═════ Testo ═════
Moreno Bondi, “Pegaso”, altezza cm. 150, larghezza cm. 250, olio su tela con inserti in marmo Statuario di Carrara
a cura di Redazione, il 21/09/2008
Il rinnovato show room di Cesare Paciotti, in quello che viene definito il “quartiere della moda” di Milano, sarà inaugurato lunedì 22 settembre in occasione della “Settimana della moda”, con la presentazione delle nuove collezioni e dei grandi spazi (che affacciano sull’ampia corte di un cinquecentesco palazzo in Via Sant’Andrea 8) impreziositi da un’opera eseguita ad hoc da Moreno Bondi.
In occasione del restyling, l’artista ha realizzato un lavoro che interpretasse (attraverso la pittura e la scultura, strumenti espressivi a lui consoni) il caratteristico pugnale della griffe italiana, nota in tutto il mondo.
Una produttiva collaborazione fra il pittore e scultore toscano, la committenza (l’azienda Paciotti, proprietaria del grande show room su più livelli nel centro città) e l’architetto Marco Lucchi (esperto in progettazione di locali dedicati all’entertainment in Italia ed all’Estero), che ha già firmato le altre boutiques Paciotti nel mondo.
Nasce,quindi, dalla sinergia committente-architetto-artista la nuova grande opera di Moreno Bondi: “Pegaso” è un’imponente tela di lino (altezza cm. 150, larghezza cm. 250, rappresentante un centauro alato pronto spiccare il volo) dipinta ad olio secondo la tecnica caravaggesca (di cui Bondi – titolare della cattedra di Tecniche Pittoriche in Accademia di Belle Arti a Roma – è esperto), sulla quale è inserito un grande scudo (diametro c.a. cm.80) e il logo dello stilista, realizzati in marmo Statuario di Carrara.
═════
Riscrivi il passo del testo sullo show room di Paciotti che comincia con le parole "Una produttiva collaborazione" e termina con "Paciotti nel mondo.", mettendo "clientela" al posto di "committenza". Le righe riportate qui sotto non hanno alcun legame con il testo.
═════ Dati da esaminare ═════
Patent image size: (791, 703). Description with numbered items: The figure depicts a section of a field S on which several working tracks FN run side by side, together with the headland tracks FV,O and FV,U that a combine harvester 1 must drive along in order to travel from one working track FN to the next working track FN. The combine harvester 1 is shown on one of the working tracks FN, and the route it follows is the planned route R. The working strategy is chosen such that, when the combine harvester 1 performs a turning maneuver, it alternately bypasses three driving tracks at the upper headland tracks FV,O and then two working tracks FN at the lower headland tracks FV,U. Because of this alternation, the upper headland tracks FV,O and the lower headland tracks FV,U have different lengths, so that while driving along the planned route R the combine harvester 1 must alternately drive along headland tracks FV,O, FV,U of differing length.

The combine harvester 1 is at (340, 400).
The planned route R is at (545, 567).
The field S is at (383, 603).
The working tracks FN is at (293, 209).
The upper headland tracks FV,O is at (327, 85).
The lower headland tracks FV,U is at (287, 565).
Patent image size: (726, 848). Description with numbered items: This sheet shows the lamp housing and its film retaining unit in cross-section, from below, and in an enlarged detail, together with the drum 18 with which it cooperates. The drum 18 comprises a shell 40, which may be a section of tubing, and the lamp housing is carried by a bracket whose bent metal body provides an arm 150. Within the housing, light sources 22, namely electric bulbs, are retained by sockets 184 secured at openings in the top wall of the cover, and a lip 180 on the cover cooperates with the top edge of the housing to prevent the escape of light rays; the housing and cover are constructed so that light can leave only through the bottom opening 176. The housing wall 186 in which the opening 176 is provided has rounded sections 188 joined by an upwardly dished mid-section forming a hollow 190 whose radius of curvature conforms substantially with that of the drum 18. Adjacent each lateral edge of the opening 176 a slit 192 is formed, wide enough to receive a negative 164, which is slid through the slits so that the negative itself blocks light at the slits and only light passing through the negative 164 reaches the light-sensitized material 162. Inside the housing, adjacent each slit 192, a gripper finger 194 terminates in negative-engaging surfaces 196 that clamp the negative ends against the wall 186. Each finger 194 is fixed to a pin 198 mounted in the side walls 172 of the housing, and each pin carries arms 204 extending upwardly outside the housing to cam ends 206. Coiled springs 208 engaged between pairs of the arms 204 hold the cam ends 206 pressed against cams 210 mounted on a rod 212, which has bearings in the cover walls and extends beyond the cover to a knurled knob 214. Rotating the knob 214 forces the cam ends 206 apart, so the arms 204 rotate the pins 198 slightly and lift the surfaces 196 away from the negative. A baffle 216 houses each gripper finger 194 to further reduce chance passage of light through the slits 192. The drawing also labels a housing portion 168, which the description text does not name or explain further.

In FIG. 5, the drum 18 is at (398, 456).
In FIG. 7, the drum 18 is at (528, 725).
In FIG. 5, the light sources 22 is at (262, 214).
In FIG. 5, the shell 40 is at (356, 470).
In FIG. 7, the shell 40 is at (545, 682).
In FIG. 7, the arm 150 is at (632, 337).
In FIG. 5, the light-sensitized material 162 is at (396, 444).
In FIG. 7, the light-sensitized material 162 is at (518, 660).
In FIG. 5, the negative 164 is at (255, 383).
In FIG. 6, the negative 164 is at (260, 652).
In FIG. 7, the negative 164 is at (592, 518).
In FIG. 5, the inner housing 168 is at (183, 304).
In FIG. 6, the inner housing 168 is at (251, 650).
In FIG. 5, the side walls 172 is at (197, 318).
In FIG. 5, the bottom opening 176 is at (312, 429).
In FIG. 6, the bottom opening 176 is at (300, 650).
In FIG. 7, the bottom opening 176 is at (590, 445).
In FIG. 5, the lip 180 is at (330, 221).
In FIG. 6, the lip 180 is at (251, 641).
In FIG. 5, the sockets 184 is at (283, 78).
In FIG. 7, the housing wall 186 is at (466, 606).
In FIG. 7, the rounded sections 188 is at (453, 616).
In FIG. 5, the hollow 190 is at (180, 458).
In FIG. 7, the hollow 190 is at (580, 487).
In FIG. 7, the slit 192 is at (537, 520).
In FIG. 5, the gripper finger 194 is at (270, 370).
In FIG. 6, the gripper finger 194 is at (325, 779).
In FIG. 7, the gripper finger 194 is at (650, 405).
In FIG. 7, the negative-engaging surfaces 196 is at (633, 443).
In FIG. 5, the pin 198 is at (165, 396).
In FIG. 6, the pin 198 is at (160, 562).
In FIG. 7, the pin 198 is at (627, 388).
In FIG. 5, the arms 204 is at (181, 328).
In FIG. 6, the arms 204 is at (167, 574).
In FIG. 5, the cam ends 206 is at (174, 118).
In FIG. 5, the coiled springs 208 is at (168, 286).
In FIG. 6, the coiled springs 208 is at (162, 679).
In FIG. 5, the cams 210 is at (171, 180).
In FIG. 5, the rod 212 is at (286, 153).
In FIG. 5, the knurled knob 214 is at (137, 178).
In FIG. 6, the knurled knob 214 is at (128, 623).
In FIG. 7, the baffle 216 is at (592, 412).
═════
◆ Risposta:
Una produttiva collaborazione fra il pittore e scultore toscano, la clientela (l’azienda Paciotti, proprietaria del grande show room su più livelli nel centro città) e l’architetto Marco Lucchi (esperto in progettazione di locali dedicati all’entertainment in Italia ed all’Estero), che ha già firmato le altre boutiques Paciotti nel mondo.